▶ Data listing:

::::::::::

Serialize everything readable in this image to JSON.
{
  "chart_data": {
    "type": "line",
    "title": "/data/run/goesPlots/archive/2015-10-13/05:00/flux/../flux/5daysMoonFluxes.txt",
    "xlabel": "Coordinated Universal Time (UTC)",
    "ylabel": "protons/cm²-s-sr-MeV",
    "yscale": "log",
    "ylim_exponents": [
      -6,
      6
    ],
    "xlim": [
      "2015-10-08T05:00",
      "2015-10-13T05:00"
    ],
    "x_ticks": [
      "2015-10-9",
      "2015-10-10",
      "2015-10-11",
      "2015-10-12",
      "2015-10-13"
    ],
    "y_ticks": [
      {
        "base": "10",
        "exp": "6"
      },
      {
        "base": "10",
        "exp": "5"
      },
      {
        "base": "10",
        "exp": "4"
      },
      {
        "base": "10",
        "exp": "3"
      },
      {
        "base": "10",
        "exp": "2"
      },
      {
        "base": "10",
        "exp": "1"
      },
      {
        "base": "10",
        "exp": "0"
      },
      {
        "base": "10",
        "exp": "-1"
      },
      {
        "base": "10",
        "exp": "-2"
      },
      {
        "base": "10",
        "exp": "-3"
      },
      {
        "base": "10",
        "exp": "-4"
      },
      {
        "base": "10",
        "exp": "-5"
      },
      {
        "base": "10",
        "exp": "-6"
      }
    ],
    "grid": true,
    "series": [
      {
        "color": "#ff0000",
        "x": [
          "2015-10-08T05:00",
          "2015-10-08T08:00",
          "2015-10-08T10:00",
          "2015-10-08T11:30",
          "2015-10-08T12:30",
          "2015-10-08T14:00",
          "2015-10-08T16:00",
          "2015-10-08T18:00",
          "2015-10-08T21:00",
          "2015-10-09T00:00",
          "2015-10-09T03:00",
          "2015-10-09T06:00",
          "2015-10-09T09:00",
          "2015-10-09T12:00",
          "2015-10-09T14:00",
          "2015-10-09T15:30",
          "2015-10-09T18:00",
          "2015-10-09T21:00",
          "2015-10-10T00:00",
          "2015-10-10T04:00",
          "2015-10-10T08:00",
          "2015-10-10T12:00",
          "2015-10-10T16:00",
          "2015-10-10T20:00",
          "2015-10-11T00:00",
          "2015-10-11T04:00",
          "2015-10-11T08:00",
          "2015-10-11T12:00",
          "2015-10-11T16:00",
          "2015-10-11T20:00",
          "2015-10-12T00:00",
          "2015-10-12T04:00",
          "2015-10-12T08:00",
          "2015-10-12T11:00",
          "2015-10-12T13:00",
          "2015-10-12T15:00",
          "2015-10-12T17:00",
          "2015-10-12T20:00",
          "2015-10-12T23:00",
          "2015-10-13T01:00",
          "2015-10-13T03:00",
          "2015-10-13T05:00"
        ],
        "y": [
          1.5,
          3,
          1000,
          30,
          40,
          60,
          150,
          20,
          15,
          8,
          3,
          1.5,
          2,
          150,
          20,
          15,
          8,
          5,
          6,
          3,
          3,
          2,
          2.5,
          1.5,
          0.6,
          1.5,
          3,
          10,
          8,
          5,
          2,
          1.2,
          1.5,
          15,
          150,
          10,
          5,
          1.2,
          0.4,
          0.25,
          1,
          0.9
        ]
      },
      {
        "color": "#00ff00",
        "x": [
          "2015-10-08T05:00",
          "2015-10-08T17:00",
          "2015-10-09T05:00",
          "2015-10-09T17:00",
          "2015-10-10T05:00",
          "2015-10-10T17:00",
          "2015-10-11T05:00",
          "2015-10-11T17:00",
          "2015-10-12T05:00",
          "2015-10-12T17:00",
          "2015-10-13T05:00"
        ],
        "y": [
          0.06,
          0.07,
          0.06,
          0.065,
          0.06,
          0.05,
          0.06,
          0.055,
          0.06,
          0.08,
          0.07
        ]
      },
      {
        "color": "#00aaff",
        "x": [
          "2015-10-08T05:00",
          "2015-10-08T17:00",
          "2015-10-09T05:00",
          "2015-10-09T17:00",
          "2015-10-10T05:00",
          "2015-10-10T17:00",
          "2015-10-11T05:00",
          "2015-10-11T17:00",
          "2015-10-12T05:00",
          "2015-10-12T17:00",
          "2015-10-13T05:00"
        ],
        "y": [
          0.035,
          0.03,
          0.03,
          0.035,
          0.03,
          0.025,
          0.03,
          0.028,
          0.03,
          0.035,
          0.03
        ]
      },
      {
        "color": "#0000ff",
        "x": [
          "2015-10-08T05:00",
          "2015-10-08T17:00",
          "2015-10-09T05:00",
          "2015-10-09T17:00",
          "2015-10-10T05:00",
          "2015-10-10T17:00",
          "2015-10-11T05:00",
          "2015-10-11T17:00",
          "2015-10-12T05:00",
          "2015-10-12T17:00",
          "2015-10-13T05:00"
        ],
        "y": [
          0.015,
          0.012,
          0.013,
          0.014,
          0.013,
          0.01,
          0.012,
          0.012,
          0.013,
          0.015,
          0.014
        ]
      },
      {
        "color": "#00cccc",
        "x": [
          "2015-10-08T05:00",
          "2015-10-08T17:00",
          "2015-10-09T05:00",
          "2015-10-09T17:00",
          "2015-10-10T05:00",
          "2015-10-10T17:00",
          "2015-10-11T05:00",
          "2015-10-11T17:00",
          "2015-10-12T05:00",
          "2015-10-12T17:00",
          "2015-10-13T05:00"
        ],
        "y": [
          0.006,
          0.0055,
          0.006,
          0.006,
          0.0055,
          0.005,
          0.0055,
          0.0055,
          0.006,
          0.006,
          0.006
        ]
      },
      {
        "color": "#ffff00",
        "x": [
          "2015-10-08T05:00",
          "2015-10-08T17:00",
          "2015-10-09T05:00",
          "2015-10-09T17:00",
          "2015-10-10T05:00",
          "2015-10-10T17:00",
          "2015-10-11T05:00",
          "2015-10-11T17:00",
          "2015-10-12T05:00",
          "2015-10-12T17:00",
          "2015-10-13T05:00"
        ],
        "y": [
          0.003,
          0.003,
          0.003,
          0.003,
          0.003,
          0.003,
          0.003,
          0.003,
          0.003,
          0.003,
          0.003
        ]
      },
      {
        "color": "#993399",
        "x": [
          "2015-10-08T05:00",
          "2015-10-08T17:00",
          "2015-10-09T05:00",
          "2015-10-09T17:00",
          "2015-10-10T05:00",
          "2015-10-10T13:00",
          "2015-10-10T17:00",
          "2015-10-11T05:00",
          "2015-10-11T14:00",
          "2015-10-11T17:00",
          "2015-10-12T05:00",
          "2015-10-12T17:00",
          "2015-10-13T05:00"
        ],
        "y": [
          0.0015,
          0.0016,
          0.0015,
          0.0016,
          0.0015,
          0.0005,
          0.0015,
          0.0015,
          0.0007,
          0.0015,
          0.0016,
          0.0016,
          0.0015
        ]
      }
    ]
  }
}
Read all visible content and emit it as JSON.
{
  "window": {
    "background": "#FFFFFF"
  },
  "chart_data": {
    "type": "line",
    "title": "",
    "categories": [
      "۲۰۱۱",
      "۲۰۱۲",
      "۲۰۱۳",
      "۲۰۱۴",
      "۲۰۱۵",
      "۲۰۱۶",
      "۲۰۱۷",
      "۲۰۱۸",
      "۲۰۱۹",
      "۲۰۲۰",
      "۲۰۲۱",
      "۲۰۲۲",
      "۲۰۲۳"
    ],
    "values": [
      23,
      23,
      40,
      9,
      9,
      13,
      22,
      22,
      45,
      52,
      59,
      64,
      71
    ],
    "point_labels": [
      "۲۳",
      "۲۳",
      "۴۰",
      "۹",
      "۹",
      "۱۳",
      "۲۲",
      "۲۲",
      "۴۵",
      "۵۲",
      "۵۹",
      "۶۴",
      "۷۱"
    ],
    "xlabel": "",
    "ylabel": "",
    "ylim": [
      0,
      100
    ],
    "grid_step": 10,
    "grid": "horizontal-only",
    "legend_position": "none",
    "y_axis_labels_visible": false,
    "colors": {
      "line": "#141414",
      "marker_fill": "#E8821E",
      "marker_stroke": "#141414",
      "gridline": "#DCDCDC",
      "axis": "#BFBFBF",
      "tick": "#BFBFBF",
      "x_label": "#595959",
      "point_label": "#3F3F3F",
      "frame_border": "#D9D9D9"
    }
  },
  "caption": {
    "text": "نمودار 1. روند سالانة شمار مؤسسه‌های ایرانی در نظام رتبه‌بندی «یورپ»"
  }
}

::::::::::

Restate the final lines of the listing above word for word, beginning at the line that contains "Read all visible content and emit it as JSON.".

▶ Task solution:
Read all visible content and emit it as JSON.
{
  "window": {
    "background": "#FFFFFF"
  },
  "chart_data": {
    "type": "line",
    "title": "",
    "categories": [
      "۲۰۱۱",
      "۲۰۱۲",
      "۲۰۱۳",
      "۲۰۱۴",
      "۲۰۱۵",
      "۲۰۱۶",
      "۲۰۱۷",
      "۲۰۱۸",
      "۲۰۱۹",
      "۲۰۲۰",
      "۲۰۲۱",
      "۲۰۲۲",
      "۲۰۲۳"
    ],
    "values": [
      23,
      23,
      40,
      9,
      9,
      13,
      22,
      22,
      45,
      52,
      59,
      64,
      71
    ],
    "point_labels": [
      "۲۳",
      "۲۳",
      "۴۰",
      "۹",
      "۹",
      "۱۳",
      "۲۲",
      "۲۲",
      "۴۵",
      "۵۲",
      "۵۹",
      "۶۴",
      "۷۱"
    ],
    "xlabel": "",
    "ylabel": "",
    "ylim": [
      0,
      100
    ],
    "grid_step": 10,
    "grid": "horizontal-only",
    "legend_position": "none",
    "y_axis_labels_visible": false,
    "colors": {
      "line": "#141414",
      "marker_fill": "#E8821E",
      "marker_stroke": "#141414",
      "gridline": "#DCDCDC",
      "axis": "#BFBFBF",
      "tick": "#BFBFBF",
      "x_label": "#595959",
      "point_label": "#3F3F3F",
      "frame_border": "#D9D9D9"
    }
  },
  "caption": {
    "text": "نمودار 1. روند سالانة شمار مؤسسه‌های ایرانی در نظام رتبه‌بندی «یورپ»"
  }
}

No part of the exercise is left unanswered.